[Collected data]
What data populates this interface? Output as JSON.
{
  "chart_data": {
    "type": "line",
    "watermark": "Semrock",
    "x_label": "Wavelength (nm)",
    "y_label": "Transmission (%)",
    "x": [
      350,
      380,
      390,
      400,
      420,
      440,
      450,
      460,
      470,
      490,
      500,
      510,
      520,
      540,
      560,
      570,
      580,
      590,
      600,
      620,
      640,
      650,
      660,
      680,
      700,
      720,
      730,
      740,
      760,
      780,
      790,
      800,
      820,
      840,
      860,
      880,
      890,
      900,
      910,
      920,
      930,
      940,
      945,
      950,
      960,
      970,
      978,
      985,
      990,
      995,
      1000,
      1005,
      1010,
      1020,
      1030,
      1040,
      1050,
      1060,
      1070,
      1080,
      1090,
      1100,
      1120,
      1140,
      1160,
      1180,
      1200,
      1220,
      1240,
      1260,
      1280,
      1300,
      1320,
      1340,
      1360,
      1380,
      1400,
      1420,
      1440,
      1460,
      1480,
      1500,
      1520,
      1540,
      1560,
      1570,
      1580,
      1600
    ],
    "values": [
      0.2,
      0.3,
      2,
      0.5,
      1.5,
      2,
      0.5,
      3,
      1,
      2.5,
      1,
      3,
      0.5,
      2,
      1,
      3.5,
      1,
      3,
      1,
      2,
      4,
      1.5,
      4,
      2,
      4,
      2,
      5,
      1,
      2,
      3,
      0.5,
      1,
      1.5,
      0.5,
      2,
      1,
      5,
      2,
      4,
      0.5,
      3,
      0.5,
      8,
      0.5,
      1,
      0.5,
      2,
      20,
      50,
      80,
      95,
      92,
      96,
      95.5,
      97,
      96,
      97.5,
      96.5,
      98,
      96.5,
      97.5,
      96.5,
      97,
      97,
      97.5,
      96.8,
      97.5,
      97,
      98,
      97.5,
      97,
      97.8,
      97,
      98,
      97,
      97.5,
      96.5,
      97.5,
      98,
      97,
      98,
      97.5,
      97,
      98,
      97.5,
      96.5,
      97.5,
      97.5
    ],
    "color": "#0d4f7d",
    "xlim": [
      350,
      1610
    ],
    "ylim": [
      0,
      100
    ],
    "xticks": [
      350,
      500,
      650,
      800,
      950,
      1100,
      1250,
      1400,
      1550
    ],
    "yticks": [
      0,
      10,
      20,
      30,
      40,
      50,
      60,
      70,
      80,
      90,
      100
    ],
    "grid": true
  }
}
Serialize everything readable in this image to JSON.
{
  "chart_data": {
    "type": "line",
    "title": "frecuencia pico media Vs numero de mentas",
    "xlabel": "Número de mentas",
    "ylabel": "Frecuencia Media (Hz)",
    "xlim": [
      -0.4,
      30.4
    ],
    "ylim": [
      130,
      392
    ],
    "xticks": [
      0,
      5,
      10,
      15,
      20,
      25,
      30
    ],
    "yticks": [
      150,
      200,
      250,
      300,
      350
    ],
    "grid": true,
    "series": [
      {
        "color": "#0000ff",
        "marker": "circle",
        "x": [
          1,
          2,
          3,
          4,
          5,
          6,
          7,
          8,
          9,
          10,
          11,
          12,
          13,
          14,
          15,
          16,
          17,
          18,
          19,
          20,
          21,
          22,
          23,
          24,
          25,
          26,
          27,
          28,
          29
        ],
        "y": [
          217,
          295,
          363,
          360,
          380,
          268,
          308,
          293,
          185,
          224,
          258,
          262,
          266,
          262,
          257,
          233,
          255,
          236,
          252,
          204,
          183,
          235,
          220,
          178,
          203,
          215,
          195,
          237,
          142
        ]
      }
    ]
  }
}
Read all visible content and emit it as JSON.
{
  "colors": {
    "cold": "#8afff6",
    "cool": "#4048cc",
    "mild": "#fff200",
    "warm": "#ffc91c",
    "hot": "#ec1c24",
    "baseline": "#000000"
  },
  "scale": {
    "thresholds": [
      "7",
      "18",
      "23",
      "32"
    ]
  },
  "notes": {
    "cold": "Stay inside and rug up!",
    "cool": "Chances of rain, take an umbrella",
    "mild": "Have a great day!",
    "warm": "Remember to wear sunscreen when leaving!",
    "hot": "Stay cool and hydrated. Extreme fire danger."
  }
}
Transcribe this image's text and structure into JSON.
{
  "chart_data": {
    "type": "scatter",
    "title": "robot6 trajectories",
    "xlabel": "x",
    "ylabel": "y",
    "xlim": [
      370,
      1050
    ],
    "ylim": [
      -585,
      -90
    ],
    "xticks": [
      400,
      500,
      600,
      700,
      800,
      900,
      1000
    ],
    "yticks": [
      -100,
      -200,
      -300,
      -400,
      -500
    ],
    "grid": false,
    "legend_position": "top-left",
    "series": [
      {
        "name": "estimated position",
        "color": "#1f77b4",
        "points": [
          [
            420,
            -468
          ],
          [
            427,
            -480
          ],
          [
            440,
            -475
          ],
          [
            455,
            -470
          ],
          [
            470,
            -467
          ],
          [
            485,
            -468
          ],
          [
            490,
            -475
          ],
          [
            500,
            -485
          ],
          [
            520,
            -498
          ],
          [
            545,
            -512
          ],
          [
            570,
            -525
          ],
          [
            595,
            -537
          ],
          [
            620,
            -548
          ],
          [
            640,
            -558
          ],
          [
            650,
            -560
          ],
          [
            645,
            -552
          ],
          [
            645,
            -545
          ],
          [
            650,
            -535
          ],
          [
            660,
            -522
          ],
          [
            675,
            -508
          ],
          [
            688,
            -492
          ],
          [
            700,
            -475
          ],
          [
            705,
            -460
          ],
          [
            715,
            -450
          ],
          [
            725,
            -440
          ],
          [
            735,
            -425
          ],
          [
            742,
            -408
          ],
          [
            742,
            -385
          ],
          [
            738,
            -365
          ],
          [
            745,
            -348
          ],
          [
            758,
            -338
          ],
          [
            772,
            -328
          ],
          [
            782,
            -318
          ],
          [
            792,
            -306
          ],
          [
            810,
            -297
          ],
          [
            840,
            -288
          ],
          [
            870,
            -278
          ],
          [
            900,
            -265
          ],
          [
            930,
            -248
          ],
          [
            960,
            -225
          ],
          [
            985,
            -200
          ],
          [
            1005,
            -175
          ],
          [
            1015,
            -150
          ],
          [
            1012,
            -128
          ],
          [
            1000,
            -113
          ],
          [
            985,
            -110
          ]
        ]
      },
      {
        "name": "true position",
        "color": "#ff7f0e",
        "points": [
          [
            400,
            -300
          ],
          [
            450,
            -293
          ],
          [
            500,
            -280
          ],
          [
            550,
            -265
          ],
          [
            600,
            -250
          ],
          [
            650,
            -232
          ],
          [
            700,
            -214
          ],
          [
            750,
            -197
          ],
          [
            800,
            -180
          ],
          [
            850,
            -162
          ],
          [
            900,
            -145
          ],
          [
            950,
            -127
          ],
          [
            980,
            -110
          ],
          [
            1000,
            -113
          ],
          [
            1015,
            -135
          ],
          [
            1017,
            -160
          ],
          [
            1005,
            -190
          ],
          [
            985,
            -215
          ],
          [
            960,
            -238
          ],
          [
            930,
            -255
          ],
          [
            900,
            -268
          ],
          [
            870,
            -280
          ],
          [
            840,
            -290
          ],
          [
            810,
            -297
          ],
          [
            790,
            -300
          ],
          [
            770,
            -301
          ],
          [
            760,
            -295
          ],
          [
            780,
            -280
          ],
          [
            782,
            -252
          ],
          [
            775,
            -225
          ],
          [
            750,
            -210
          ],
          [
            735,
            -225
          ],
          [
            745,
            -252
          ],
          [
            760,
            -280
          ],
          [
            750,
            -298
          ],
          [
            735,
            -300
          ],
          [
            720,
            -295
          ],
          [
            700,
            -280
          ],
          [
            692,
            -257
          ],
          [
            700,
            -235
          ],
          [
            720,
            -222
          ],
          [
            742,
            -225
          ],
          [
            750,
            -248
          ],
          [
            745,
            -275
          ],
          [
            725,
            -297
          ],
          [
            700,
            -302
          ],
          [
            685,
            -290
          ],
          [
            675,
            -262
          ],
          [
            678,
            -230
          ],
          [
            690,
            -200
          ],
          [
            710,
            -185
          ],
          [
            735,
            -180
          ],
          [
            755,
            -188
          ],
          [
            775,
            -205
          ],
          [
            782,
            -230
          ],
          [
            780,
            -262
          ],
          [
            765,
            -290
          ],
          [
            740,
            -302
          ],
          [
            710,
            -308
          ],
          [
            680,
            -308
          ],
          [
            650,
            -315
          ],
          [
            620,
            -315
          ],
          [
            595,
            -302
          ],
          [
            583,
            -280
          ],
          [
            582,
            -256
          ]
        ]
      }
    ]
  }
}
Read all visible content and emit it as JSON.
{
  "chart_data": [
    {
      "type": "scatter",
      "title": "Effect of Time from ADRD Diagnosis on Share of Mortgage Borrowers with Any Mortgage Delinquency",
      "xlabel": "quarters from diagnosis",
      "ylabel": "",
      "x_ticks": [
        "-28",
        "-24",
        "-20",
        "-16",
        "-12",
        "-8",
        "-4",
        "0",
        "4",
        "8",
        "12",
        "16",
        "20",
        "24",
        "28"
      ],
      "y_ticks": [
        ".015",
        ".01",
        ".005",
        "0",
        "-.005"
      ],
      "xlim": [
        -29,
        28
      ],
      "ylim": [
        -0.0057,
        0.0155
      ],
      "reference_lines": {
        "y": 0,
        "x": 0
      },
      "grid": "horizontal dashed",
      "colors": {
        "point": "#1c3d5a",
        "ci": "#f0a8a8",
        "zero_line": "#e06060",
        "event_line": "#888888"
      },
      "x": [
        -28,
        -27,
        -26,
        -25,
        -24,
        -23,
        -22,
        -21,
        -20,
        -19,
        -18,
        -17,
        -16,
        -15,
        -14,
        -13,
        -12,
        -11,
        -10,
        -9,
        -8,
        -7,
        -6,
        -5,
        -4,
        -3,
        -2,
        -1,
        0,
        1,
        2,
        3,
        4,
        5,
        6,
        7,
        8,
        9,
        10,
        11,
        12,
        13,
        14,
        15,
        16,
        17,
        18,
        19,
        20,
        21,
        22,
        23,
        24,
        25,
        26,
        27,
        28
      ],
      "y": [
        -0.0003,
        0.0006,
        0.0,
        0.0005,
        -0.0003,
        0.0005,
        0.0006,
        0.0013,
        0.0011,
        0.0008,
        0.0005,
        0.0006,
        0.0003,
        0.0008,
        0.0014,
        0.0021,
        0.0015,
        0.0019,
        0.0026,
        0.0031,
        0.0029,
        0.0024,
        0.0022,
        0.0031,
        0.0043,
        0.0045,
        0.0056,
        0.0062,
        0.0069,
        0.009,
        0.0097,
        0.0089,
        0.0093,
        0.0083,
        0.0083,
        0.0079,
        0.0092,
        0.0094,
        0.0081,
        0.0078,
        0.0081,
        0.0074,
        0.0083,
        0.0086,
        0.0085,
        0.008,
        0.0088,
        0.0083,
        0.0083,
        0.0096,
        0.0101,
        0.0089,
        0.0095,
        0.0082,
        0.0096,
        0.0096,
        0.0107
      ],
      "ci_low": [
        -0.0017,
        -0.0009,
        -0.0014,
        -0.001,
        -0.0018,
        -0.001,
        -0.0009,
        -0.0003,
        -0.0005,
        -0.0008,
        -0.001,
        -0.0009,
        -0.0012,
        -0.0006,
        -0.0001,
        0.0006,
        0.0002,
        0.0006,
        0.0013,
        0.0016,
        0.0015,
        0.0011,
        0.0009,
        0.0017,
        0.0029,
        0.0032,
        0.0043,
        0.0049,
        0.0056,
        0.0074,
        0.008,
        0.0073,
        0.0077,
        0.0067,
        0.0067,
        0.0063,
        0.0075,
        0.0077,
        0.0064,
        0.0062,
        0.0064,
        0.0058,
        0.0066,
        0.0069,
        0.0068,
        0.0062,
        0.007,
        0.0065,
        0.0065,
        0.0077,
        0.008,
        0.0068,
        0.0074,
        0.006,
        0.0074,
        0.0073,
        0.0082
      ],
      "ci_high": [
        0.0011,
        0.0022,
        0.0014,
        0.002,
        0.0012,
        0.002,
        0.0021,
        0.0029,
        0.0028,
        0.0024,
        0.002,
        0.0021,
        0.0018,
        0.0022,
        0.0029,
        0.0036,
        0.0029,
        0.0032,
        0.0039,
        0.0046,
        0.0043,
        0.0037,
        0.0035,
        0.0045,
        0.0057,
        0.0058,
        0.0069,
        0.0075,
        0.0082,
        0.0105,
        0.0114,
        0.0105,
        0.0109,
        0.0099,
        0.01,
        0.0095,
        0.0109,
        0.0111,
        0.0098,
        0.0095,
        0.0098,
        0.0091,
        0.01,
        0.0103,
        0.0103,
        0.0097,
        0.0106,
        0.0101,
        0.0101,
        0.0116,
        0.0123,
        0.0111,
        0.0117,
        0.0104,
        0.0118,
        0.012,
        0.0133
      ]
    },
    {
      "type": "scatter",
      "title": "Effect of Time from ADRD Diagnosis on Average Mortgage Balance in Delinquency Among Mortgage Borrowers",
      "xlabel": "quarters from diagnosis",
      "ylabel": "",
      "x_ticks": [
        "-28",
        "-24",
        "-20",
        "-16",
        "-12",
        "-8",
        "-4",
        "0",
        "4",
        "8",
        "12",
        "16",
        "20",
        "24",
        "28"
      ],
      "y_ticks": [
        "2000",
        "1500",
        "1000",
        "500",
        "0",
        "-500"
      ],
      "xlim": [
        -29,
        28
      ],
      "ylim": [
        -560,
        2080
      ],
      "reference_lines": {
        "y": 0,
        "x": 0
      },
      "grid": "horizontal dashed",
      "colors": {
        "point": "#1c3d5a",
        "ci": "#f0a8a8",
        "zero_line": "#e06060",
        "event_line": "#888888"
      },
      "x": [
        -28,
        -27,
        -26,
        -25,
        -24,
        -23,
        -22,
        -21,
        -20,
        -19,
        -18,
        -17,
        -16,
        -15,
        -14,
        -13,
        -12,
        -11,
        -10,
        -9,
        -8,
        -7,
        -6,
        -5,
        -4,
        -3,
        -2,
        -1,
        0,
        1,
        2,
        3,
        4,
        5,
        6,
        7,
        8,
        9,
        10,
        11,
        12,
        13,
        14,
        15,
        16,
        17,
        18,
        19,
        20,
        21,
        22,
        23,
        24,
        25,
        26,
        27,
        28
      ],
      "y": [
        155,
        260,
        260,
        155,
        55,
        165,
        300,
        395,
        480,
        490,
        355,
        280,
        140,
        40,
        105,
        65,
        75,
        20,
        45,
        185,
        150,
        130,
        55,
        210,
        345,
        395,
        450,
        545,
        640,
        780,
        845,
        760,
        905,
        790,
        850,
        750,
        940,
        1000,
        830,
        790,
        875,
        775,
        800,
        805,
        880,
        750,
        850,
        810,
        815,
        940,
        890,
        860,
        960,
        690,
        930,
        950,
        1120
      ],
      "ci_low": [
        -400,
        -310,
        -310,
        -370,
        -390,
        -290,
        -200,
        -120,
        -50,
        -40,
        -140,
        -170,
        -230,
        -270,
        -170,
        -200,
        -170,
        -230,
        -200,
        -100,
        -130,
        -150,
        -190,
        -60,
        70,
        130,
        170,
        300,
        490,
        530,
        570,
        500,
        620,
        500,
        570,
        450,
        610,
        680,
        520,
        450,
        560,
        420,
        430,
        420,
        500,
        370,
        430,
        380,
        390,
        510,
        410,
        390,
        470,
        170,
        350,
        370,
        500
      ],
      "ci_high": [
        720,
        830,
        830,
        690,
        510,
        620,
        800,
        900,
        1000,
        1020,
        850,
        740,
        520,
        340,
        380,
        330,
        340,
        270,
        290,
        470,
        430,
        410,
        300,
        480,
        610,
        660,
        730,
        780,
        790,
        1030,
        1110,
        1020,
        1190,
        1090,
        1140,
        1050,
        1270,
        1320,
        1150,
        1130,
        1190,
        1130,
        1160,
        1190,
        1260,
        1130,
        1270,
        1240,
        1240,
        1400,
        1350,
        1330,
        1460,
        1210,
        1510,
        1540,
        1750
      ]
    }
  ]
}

[Required work] Tell how many lines include "true". The number is the whole answer.

[Result for this task] 3